Задание: Найдите в записях ниже все строки, где встречается слово «layer», и перепишите каждую такую строку целиком.

....

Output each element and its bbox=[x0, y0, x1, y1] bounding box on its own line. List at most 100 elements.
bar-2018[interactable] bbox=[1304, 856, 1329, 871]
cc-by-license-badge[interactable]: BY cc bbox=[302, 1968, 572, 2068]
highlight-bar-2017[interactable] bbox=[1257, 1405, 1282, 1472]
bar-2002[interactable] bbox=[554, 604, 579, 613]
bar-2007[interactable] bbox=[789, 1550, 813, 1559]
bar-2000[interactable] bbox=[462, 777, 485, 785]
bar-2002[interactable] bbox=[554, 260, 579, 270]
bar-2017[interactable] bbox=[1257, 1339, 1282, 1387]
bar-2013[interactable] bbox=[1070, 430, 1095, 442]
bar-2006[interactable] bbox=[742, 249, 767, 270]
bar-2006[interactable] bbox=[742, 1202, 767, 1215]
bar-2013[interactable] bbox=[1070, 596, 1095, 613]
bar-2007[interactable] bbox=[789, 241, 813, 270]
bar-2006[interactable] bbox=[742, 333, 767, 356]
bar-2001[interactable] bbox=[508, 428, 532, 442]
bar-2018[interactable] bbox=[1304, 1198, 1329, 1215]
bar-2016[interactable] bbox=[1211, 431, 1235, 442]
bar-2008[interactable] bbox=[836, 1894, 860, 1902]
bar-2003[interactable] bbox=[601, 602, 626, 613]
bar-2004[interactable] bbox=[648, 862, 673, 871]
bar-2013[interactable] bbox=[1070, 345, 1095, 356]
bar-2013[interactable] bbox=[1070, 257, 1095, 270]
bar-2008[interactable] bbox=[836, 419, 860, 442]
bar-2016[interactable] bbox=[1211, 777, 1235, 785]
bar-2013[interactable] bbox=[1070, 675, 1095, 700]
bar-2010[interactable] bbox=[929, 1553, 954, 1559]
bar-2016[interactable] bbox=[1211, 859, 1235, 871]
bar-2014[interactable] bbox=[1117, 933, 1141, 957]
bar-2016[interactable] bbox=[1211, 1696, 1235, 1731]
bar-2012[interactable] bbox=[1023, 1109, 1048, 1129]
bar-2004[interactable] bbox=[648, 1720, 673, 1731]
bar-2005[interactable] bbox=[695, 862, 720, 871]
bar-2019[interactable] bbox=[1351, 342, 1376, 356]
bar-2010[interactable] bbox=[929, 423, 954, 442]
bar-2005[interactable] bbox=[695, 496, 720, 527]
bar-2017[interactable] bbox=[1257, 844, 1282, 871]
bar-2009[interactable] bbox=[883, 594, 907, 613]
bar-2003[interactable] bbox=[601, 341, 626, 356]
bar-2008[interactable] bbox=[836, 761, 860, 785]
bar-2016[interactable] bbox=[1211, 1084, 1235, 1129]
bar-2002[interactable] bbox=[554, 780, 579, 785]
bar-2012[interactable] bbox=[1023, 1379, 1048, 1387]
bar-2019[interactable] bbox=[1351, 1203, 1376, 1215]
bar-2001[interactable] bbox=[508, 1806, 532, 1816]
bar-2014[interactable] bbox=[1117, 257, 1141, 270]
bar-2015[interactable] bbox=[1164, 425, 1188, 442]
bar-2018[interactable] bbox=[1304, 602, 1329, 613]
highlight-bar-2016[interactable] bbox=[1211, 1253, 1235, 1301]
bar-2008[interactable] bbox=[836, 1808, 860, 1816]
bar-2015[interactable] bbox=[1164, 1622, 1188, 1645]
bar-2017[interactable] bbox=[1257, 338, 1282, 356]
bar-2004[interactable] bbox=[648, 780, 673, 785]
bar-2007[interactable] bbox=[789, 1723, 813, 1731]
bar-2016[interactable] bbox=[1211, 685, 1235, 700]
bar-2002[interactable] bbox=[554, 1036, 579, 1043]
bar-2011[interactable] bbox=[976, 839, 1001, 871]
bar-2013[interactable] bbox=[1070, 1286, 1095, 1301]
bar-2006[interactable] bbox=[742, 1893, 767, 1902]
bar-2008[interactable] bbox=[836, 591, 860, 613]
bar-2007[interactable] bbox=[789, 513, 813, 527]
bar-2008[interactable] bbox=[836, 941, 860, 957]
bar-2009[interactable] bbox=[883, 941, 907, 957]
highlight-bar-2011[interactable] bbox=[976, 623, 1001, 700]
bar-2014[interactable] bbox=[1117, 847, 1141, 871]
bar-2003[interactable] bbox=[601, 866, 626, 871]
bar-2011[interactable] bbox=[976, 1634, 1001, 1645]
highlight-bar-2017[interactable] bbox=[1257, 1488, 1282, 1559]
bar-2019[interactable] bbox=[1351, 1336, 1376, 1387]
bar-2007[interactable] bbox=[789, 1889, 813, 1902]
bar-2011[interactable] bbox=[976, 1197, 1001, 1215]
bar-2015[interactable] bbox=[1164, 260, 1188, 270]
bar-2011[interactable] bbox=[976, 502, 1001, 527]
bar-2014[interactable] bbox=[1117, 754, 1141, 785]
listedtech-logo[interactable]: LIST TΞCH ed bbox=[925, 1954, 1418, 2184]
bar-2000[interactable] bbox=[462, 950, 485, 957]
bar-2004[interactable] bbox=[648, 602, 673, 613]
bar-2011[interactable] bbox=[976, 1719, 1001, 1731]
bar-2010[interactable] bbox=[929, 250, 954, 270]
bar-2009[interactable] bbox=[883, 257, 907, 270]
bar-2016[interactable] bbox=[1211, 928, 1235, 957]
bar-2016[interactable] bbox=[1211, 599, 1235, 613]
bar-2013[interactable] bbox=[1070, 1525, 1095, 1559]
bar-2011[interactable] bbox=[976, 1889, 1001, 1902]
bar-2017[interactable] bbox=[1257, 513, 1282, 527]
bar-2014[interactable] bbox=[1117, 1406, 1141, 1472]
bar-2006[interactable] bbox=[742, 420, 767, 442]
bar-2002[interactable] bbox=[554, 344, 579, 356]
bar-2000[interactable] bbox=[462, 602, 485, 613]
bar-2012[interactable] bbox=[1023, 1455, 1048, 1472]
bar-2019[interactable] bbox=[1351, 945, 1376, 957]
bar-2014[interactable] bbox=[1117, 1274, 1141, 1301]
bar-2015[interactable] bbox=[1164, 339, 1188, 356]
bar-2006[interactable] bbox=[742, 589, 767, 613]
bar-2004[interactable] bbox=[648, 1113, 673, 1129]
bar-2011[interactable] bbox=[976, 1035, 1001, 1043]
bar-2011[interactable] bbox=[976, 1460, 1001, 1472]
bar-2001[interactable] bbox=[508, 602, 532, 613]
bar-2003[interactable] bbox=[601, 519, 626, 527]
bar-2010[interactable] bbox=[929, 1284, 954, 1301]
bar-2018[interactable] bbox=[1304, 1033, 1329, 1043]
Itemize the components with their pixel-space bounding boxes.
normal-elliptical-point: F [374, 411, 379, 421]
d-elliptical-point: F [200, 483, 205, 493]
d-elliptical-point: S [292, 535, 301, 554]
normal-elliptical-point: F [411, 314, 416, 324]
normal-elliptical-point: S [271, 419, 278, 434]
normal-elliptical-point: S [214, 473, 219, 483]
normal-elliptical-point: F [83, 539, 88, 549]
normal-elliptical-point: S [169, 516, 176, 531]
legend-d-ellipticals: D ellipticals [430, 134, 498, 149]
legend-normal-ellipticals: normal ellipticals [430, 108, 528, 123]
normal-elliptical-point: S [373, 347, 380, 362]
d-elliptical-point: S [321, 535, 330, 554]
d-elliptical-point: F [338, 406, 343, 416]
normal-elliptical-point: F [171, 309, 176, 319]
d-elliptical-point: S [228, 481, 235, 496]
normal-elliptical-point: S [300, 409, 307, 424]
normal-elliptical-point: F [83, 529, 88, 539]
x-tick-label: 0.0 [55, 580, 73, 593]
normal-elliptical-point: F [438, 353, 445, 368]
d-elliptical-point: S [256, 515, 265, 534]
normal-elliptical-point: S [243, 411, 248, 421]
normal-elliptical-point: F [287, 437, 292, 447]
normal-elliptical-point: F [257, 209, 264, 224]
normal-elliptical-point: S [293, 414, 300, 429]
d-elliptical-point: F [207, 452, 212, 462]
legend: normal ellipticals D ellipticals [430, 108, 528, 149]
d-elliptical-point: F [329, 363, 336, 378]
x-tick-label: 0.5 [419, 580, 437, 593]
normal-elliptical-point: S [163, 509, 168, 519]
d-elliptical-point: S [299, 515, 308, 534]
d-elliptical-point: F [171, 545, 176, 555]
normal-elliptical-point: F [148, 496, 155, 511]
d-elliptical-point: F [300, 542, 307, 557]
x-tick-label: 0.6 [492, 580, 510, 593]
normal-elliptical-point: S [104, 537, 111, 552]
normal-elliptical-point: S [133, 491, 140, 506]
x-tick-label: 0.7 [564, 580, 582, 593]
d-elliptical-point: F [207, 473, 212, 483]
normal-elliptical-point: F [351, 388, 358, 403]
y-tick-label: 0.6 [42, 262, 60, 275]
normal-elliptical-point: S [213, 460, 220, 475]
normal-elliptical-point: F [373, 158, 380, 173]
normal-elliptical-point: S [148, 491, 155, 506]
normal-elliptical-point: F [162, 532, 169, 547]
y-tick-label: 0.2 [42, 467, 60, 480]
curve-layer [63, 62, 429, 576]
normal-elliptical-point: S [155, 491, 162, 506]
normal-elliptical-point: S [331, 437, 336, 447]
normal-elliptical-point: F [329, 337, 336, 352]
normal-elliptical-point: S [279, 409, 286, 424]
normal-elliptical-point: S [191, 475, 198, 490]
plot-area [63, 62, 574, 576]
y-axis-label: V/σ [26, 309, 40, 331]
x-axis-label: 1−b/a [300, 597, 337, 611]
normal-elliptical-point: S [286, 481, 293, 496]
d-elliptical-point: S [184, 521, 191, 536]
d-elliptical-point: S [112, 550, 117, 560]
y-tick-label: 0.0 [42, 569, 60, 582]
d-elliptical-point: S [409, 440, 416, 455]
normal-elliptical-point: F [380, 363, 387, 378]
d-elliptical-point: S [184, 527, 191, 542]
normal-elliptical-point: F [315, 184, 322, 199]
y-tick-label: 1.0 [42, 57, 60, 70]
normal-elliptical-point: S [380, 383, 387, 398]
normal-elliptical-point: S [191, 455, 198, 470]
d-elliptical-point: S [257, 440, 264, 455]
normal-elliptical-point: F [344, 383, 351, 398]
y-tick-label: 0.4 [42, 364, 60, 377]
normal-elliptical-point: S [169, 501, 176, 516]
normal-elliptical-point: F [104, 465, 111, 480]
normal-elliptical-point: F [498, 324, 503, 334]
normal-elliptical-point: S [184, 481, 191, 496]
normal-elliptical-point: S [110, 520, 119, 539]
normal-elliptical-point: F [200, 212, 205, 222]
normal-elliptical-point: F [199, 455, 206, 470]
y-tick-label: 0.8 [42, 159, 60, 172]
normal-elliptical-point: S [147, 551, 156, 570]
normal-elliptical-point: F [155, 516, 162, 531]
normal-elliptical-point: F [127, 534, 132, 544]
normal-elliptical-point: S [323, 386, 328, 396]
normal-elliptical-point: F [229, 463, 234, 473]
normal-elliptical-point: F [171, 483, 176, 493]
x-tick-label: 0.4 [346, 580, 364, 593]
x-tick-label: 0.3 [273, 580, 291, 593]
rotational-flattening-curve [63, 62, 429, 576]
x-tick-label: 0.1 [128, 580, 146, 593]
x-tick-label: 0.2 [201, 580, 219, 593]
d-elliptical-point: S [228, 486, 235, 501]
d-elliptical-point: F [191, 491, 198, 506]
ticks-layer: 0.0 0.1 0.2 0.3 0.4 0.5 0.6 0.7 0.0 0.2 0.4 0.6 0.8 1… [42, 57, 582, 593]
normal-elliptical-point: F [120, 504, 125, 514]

....

Результат:
curve-layer [63, 62, 429, 576]
ticks-layer: 0.0 0.1 0.2 0.3 0.4 0.5 0.6 0.7 0.0 0.2 0.4 0.6 0.8 1… [42, 57, 582, 593]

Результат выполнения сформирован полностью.